▶ Provided information

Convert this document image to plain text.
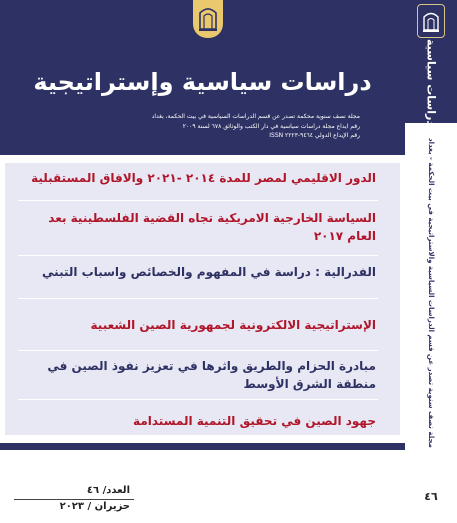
دراسات سياسية وإستراتيجية
مجلة نصف سنوية محكمة تصدر عن قسم الدراسات السياسية في بيت الحكمة، بغداد
رقم ايداع مجلة دراسات سياسية في دار الكتب والوثائق ٦٧٨ لسنة ٢٠٠٩
رقم الإيداع الدولي ٩٤٦٤-٢٢٢٣ ISSN
الدور الاقليمي لمصر للمدة ٢٠١٤ -٢٠٢١ والافاق المستقبلية
السياسة الخارجية الامريكية تجاه القضية الفلسطينية بعد العام ٢٠١٧
الفدرالية : دراسة في المفهوم والخصائص واسباب التبني
الإستراتيجية الالكترونية لجمهورية الصين الشعبية
مبادرة الحزام والطريق واثرها في تعزيز نفوذ الصين في منطقة الشرق الأوسط
جهود الصين في تحقيق التنمية المستدامة
العدد/ ٤٦
حزيران / ٢٠٢٣
دراسات سياسية
مجلة نصف سنوية تصدر عن قسم الدراسات السياسية والاستراتيجية في بيت الحكمة - بغداد
٤٦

▶ Stated problem
Report the number of lines in the entries above that include the string "سنوية". Give nothing but the number.

▶ Answer to this problem
2